Collect the lines of the entries where "Estimates" shows up.

### Extracted records ###

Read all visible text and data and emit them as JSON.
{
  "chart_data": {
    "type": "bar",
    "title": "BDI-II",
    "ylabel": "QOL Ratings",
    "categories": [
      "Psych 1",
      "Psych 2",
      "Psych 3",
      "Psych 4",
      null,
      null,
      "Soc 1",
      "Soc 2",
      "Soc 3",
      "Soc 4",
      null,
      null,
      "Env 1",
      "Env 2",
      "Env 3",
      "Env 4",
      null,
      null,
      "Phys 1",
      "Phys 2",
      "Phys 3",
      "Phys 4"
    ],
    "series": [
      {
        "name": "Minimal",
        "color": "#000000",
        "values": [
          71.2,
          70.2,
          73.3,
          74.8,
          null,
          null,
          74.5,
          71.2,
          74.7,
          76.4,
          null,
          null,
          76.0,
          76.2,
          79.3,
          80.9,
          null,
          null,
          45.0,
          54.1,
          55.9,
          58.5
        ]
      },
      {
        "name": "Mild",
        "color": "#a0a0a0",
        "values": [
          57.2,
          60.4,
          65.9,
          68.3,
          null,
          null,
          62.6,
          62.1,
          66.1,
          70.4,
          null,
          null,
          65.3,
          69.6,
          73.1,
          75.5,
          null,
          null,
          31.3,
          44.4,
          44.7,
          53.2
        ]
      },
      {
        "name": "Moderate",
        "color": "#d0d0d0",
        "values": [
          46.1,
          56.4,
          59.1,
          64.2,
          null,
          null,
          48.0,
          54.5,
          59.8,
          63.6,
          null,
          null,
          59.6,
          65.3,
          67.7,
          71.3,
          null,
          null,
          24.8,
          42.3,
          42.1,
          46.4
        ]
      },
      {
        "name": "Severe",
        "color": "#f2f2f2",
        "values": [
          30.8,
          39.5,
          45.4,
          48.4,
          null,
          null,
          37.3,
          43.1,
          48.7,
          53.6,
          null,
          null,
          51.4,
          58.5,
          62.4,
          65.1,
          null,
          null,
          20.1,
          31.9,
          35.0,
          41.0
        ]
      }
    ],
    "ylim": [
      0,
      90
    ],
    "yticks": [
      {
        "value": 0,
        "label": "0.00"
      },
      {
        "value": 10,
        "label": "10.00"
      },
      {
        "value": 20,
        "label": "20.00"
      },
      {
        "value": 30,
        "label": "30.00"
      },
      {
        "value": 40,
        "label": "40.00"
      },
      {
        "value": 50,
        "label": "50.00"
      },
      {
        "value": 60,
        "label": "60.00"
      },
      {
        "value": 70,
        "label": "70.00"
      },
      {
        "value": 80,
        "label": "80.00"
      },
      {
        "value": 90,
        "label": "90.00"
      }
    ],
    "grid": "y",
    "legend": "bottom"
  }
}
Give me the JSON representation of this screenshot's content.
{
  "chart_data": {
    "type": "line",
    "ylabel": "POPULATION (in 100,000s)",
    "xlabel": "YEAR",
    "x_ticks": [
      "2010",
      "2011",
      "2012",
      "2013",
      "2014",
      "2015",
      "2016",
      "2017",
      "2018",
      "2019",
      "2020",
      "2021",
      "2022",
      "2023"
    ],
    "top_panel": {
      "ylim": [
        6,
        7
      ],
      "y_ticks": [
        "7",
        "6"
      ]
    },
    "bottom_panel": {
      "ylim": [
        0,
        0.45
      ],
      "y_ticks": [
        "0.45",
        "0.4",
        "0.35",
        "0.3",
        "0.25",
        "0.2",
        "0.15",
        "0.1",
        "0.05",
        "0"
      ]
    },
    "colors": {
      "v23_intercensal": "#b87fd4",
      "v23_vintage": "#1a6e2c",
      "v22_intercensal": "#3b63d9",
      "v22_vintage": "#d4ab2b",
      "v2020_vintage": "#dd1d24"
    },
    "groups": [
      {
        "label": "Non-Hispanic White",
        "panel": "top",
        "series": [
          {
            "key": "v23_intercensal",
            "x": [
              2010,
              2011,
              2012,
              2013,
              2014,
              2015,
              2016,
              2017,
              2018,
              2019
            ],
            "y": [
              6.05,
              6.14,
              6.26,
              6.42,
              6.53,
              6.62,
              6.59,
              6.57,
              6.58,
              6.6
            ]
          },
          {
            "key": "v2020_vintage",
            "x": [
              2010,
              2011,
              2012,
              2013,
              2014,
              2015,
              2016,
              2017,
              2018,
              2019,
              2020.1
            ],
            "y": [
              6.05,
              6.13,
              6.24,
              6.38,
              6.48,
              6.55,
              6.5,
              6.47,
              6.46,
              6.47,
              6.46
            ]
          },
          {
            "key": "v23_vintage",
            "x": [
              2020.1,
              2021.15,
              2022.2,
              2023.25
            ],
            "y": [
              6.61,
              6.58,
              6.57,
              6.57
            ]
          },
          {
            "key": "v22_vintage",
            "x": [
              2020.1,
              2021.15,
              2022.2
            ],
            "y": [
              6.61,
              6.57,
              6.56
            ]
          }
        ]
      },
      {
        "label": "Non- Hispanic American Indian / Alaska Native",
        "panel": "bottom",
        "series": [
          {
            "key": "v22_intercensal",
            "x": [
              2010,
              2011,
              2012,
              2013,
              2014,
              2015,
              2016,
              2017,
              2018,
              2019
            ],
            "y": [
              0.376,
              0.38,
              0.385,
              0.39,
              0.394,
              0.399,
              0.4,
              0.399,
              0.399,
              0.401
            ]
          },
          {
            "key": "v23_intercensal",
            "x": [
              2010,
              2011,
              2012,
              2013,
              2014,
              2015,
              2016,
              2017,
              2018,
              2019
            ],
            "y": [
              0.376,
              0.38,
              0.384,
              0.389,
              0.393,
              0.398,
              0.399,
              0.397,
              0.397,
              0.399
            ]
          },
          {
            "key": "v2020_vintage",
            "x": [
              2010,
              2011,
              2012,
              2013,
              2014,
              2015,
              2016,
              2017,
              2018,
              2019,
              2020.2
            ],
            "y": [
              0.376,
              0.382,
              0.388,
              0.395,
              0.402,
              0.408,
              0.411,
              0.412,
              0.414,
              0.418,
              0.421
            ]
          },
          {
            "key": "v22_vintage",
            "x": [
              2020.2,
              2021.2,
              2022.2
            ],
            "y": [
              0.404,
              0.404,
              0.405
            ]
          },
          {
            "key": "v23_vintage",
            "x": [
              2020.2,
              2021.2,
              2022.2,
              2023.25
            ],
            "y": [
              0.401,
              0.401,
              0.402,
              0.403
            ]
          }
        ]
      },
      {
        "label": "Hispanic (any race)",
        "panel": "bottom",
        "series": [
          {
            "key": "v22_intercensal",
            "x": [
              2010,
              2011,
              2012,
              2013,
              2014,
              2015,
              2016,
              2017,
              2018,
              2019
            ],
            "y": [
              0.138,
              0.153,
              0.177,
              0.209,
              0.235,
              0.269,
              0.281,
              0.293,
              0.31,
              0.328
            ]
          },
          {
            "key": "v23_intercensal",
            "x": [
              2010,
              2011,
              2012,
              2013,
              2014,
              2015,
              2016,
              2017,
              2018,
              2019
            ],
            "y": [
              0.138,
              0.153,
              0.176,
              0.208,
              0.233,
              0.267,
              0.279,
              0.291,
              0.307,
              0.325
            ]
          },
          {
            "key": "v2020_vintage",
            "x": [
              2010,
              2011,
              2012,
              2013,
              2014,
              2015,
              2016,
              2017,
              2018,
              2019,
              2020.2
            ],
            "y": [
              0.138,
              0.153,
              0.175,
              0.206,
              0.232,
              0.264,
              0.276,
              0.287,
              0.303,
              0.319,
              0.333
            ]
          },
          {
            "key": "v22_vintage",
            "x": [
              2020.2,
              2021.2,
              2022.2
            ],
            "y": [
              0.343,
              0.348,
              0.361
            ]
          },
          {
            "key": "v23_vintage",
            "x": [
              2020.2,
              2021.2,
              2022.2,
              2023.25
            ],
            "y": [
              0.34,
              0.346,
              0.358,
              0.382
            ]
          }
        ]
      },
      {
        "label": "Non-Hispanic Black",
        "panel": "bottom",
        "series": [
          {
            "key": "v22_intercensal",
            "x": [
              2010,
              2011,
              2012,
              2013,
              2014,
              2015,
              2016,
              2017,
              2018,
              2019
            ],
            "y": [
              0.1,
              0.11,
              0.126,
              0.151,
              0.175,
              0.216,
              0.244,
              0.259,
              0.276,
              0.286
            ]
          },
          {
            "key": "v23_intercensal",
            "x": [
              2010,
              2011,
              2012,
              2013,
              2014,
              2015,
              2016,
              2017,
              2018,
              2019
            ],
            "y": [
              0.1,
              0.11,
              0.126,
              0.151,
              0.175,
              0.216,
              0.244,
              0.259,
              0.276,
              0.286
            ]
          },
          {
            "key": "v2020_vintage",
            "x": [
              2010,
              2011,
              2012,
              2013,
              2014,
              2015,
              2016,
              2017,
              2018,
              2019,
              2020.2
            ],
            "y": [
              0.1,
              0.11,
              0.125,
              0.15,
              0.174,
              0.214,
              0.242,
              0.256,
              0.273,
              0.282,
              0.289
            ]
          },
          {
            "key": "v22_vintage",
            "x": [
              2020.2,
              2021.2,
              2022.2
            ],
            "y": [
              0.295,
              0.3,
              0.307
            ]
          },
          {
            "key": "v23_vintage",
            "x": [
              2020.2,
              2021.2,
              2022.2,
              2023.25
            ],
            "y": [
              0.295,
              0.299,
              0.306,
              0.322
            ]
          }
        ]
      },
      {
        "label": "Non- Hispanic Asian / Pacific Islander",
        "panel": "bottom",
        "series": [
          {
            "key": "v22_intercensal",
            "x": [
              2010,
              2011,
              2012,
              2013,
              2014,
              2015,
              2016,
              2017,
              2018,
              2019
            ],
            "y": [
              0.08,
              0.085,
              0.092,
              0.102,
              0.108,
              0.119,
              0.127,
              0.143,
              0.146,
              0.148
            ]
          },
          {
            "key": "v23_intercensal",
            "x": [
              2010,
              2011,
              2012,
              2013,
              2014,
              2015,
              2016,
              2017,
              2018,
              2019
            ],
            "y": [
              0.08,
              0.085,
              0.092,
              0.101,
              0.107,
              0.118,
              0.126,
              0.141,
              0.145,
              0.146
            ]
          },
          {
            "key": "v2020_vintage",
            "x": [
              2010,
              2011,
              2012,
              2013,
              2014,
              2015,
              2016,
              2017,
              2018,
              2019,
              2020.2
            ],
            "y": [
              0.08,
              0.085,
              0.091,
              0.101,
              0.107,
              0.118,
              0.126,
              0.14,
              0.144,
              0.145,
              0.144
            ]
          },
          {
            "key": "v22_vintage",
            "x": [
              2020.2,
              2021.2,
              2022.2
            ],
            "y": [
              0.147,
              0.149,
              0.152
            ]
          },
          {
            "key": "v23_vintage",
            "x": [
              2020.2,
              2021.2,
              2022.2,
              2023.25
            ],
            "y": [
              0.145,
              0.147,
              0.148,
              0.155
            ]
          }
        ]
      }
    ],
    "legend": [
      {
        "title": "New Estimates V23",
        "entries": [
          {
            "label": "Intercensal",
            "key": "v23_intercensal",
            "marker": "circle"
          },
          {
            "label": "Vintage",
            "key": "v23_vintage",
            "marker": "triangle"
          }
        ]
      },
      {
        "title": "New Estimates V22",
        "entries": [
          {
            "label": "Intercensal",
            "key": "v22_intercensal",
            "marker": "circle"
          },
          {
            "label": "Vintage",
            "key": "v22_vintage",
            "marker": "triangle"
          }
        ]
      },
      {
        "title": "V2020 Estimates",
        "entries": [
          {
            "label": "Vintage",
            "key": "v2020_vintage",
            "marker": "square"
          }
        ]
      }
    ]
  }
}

###

### Output for this task
        "title": "New Estimates V23",
        "title": "New Estimates V22",
        "title": "V2020 Estimates",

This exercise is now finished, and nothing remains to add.